=== What is asked ===
Every record must appear in your copy exactly as written, with no pictures.
══ Data rows ══
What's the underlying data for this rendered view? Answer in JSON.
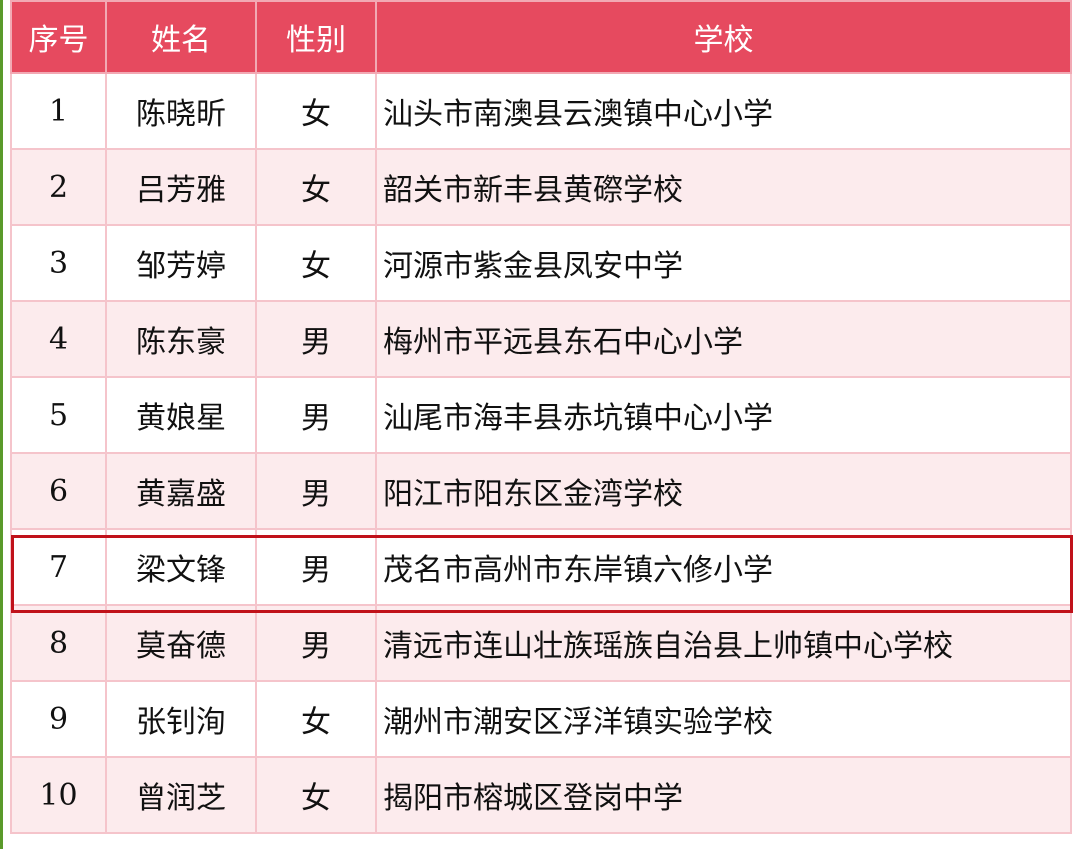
{
  "colors": {
    "header_bg": "#e64a5f",
    "even_row_bg": "#fcebed",
    "highlight_border": "#c0111a"
  },
  "headers": [
    "序号",
    "姓名",
    "性别",
    "学校"
  ],
  "rows": [
    [
      "1",
      "陈晓昕",
      "女",
      "汕头市南澳县云澳镇中心小学"
    ],
    [
      "2",
      "吕芳雅",
      "女",
      "韶关市新丰县黄磜学校"
    ],
    [
      "3",
      "邹芳婷",
      "女",
      "河源市紫金县凤安中学"
    ],
    [
      "4",
      "陈东豪",
      "男",
      "梅州市平远县东石中心小学"
    ],
    [
      "5",
      "黄娘星",
      "男",
      "汕尾市海丰县赤坑镇中心小学"
    ],
    [
      "6",
      "黄嘉盛",
      "男",
      "阳江市阳东区金湾学校"
    ],
    [
      "7",
      "梁文锋",
      "男",
      "茂名市高州市东岸镇六修小学"
    ],
    [
      "8",
      "莫奋德",
      "男",
      "清远市连山壮族瑶族自治县上帅镇中心学校"
    ],
    [
      "9",
      "张钊洵",
      "女",
      "潮州市潮安区浮洋镇实验学校"
    ],
    [
      "10",
      "曾润芝",
      "女",
      "揭阳市榕城区登岗中学"
    ]
  ],
  "highlighted_row": "7"
}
═══
=== Answer ===
What's the underlying data for this rendered view? Answer in JSON.
{
  "colors": {
    "header_bg": "#e64a5f",
    "even_row_bg": "#fcebed",
    "highlight_border": "#c0111a"
  },
  "headers": [
    "序号",
    "姓名",
    "性别",
    "学校"
  ],
  "rows": [
    [
      "1",
      "陈晓昕",
      "女",
      "汕头市南澳县云澳镇中心小学"
    ],
    [
      "2",
      "吕芳雅",
      "女",
      "韶关市新丰县黄磜学校"
    ],
    [
      "3",
      "邹芳婷",
      "女",
      "河源市紫金县凤安中学"
    ],
    [
      "4",
      "陈东豪",
      "男",
      "梅州市平远县东石中心小学"
    ],
    [
      "5",
      "黄娘星",
      "男",
      "汕尾市海丰县赤坑镇中心小学"
    ],
    [
      "6",
      "黄嘉盛",
      "男",
      "阳江市阳东区金湾学校"
    ],
    [
      "7",
      "梁文锋",
      "男",
      "茂名市高州市东岸镇六修小学"
    ],
    [
      "8",
      "莫奋德",
      "男",
      "清远市连山壮族瑶族自治县上帅镇中心学校"
    ],
    [
      "9",
      "张钊洵",
      "女",
      "潮州市潮安区浮洋镇实验学校"
    ],
    [
      "10",
      "曾润芝",
      "女",
      "揭阳市榕城区登岗中学"
    ]
  ],
  "highlighted_row": "7"
}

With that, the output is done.